WRITTEN TASK
Filter these entries, keeping only lines that hold the word "this".

Dataset items:
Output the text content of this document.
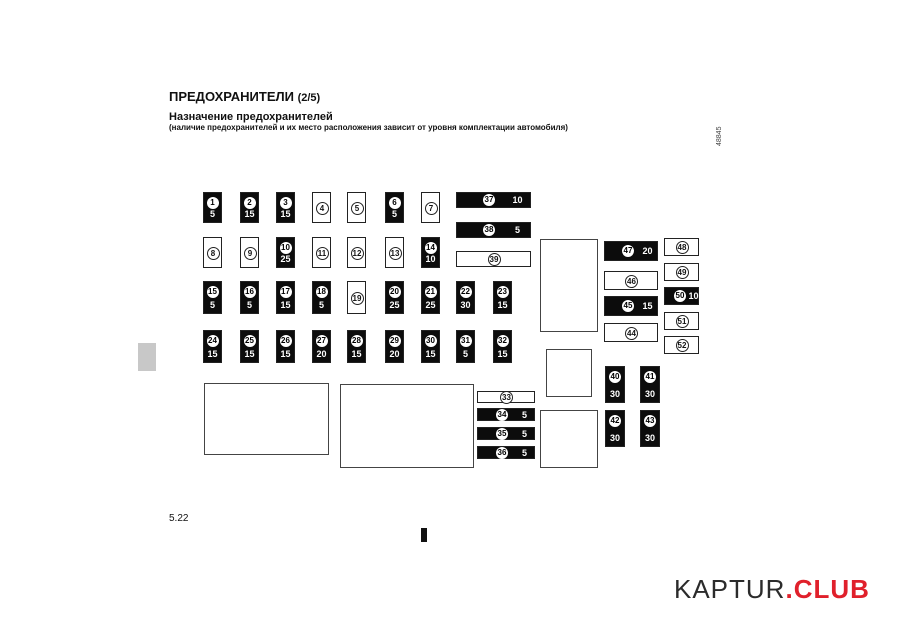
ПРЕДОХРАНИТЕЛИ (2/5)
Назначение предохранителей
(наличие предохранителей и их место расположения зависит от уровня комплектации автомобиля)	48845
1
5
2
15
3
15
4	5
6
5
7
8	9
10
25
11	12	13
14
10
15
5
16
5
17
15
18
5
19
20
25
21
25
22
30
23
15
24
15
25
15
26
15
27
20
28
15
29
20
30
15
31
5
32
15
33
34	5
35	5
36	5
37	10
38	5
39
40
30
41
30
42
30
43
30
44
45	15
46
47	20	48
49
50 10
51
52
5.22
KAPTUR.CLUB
--
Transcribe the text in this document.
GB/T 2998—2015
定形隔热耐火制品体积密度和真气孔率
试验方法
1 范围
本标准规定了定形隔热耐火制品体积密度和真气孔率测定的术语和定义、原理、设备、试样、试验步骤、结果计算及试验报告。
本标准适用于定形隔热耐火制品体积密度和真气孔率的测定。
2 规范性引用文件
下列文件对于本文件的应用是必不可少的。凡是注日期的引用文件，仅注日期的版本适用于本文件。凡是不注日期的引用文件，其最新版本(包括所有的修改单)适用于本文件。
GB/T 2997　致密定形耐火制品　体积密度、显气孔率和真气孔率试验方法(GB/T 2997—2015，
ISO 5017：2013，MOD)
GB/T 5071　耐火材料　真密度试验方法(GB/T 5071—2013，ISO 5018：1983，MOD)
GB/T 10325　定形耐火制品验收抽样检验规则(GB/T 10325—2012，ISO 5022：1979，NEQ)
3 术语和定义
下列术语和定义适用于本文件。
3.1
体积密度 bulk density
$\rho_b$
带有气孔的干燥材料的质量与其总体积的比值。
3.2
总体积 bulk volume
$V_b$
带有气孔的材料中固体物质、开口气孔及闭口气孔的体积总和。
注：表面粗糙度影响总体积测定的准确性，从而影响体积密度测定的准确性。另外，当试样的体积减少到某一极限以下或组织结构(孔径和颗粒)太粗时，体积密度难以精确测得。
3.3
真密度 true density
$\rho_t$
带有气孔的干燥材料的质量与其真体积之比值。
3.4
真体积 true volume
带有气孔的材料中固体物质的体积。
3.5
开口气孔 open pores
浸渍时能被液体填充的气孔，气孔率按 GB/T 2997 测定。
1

RESPONSE TO THE EXERCISE
Output the text content of this document.
Transcribe the text in this document.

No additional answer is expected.